* _Problem to work on_
Reproduce the listing below word for word, leaving out the pictures.

* _Input_

↓↓↓

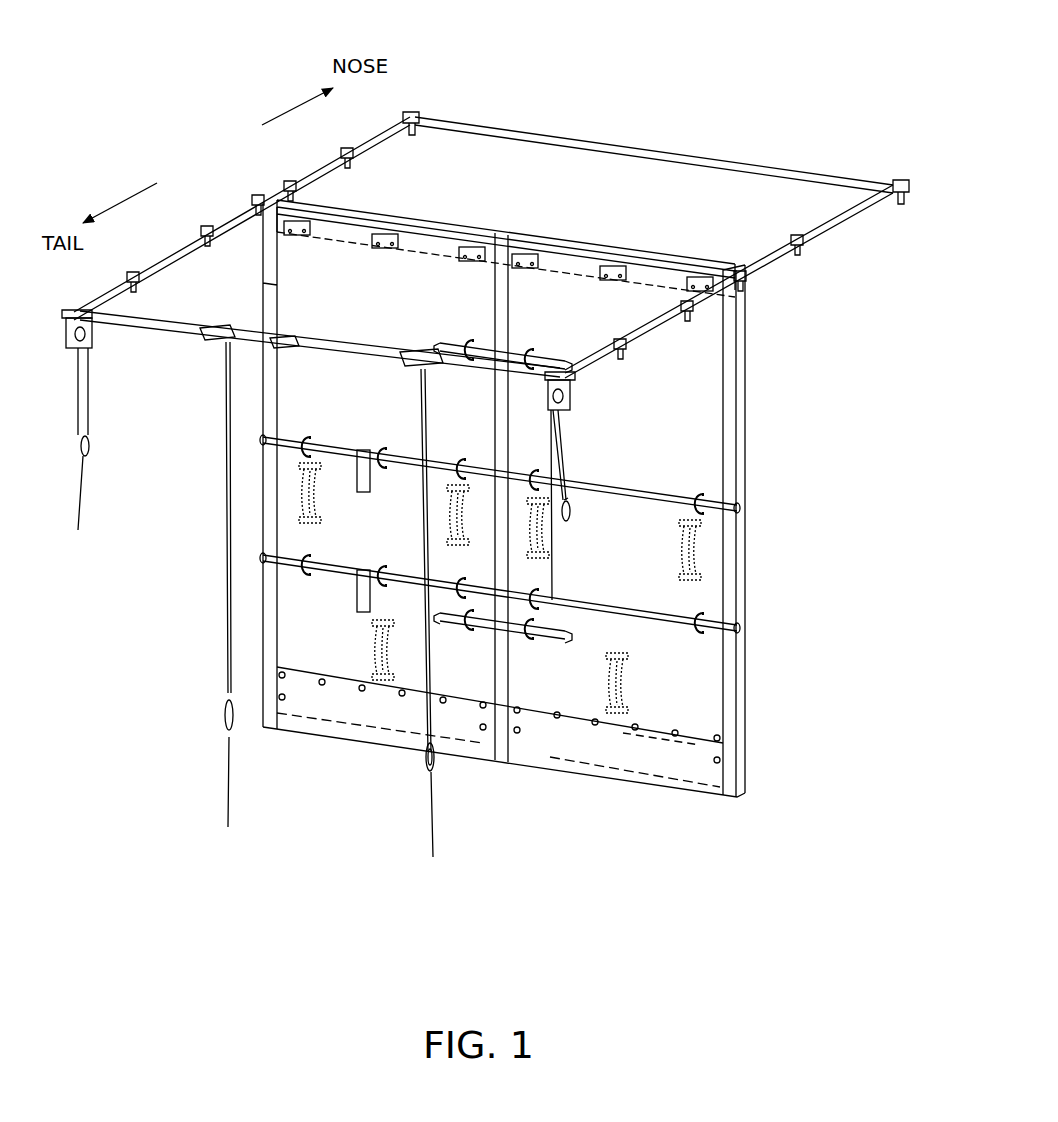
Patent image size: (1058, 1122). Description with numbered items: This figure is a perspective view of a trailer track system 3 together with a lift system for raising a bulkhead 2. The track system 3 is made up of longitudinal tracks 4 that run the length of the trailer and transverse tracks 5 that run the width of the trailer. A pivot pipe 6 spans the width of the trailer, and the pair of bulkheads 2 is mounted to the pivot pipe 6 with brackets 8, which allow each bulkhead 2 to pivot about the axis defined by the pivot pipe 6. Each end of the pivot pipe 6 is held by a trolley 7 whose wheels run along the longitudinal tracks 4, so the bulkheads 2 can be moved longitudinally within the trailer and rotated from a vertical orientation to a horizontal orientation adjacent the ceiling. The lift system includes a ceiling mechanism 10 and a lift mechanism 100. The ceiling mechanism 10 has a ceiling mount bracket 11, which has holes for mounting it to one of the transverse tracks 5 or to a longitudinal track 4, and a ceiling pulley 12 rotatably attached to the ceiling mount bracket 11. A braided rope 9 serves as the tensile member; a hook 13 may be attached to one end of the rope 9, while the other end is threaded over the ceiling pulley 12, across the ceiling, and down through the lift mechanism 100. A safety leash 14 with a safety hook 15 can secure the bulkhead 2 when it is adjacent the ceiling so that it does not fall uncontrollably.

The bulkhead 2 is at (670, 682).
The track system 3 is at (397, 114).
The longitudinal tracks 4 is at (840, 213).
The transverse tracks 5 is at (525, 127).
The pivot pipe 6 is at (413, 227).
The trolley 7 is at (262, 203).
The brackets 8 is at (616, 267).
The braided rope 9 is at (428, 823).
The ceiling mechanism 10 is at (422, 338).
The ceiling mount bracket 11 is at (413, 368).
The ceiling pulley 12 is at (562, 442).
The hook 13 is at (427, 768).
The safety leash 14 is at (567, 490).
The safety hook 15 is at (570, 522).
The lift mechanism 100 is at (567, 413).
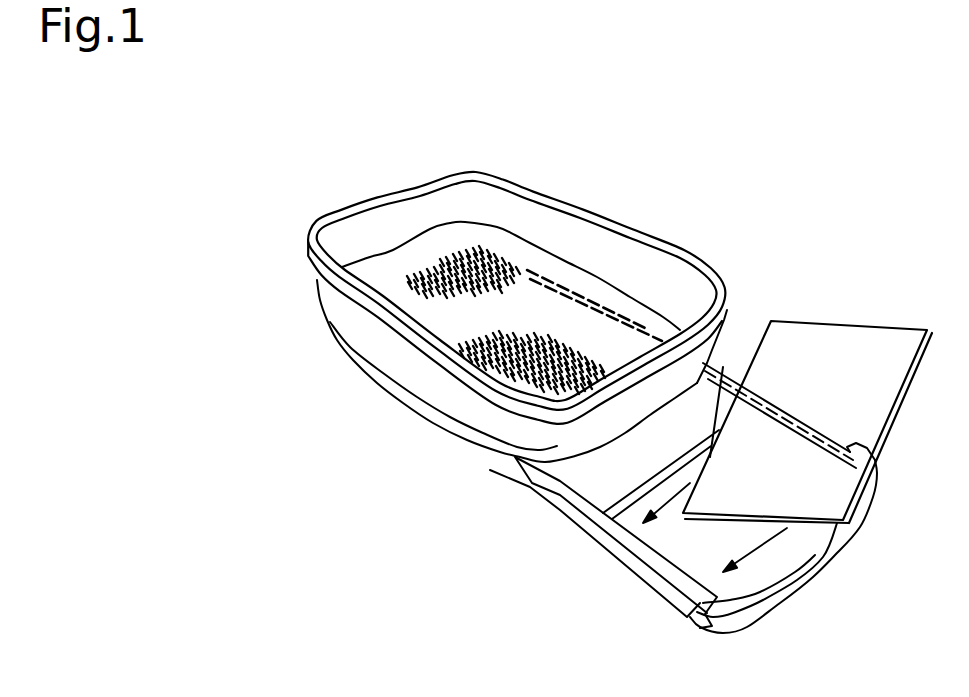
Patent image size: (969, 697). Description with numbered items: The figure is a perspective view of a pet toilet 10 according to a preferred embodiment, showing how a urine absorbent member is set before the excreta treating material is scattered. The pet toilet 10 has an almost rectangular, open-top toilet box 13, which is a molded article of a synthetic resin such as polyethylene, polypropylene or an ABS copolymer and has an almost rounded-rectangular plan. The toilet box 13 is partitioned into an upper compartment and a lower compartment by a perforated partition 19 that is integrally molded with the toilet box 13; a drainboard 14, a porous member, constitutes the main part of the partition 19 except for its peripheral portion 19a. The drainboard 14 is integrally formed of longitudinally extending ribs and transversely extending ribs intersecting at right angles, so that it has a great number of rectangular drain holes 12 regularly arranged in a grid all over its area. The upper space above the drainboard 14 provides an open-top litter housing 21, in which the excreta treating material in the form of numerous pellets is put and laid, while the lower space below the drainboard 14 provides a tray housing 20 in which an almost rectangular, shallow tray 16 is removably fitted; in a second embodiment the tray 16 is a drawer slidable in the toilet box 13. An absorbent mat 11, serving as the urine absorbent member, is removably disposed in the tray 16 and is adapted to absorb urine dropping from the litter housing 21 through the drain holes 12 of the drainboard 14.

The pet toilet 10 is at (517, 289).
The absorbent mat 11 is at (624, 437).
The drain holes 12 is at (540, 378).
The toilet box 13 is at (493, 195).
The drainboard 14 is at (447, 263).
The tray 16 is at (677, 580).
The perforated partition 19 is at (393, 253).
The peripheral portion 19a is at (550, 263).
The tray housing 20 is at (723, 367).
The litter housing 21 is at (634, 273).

↑↑↑

* _Finished exercise_
Patent image size: (1058, 1122). Description with numbered items: This figure is a perspective view of a trailer track system 3 together with a lift system for raising a bulkhead 2. The track system 3 is made up of longitudinal tracks 4 that run the length of the trailer and transverse tracks 5 that run the width of the trailer. A pivot pipe 6 spans the width of the trailer, and the pair of bulkheads 2 is mounted to the pivot pipe 6 with brackets 8, which allow each bulkhead 2 to pivot about the axis defined by the pivot pipe 6. Each end of the pivot pipe 6 is held by a trolley 7 whose wheels run along the longitudinal tracks 4, so the bulkheads 2 can be moved longitudinally within the trailer and rotated from a vertical orientation to a horizontal orientation adjacent the ceiling. The lift system includes a ceiling mechanism 10 and a lift mechanism 100. The ceiling mechanism 10 has a ceiling mount bracket 11, which has holes for mounting it to one of the transverse tracks 5 or to a longitudinal track 4, and a ceiling pulley 12 rotatably attached to the ceiling mount bracket 11. A braided rope 9 serves as the tensile member; a hook 13 may be attached to one end of the rope 9, while the other end is threaded over the ceiling pulley 12, across the ceiling, and down through the lift mechanism 100. A safety leash 14 with a safety hook 15 can secure the bulkhead 2 when it is adjacent the ceiling so that it does not fall uncontrollably.

The bulkhead 2 is at (670, 682).
The track system 3 is at (397, 114).
The longitudinal tracks 4 is at (840, 213).
The transverse tracks 5 is at (525, 127).
The pivot pipe 6 is at (413, 227).
The trolley 7 is at (262, 203).
The brackets 8 is at (616, 267).
The braided rope 9 is at (428, 823).
The ceiling mechanism 10 is at (422, 338).
The ceiling mount bracket 11 is at (413, 368).
The ceiling pulley 12 is at (562, 442).
The hook 13 is at (427, 768).
The safety leash 14 is at (567, 490).
The safety hook 15 is at (570, 522).
The lift mechanism 100 is at (567, 413).
Patent image size: (969, 697). Description with numbered items: The figure is a perspective view of a pet toilet 10 according to a preferred embodiment, showing how a urine absorbent member is set before the excreta treating material is scattered. The pet toilet 10 has an almost rectangular, open-top toilet box 13, which is a molded article of a synthetic resin such as polyethylene, polypropylene or an ABS copolymer and has an almost rounded-rectangular plan. The toilet box 13 is partitioned into an upper compartment and a lower compartment by a perforated partition 19 that is integrally molded with the toilet box 13; a drainboard 14, a porous member, constitutes the main part of the partition 19 except for its peripheral portion 19a. The drainboard 14 is integrally formed of longitudinally extending ribs and transversely extending ribs intersecting at right angles, so that it has a great number of rectangular drain holes 12 regularly arranged in a grid all over its area. The upper space above the drainboard 14 provides an open-top litter housing 21, in which the excreta treating material in the form of numerous pellets is put and laid, while the lower space below the drainboard 14 provides a tray housing 20 in which an almost rectangular, shallow tray 16 is removably fitted; in a second embodiment the tray 16 is a drawer slidable in the toilet box 13. An absorbent mat 11, serving as the urine absorbent member, is removably disposed in the tray 16 and is adapted to absorb urine dropping from the litter housing 21 through the drain holes 12 of the drainboard 14.

The pet toilet 10 is at (517, 289).
The absorbent mat 11 is at (624, 437).
The drain holes 12 is at (540, 378).
The toilet box 13 is at (493, 195).
The drainboard 14 is at (447, 263).
The tray 16 is at (677, 580).
The perforated partition 19 is at (393, 253).
The peripheral portion 19a is at (550, 263).
The tray housing 20 is at (723, 367).
The litter housing 21 is at (634, 273).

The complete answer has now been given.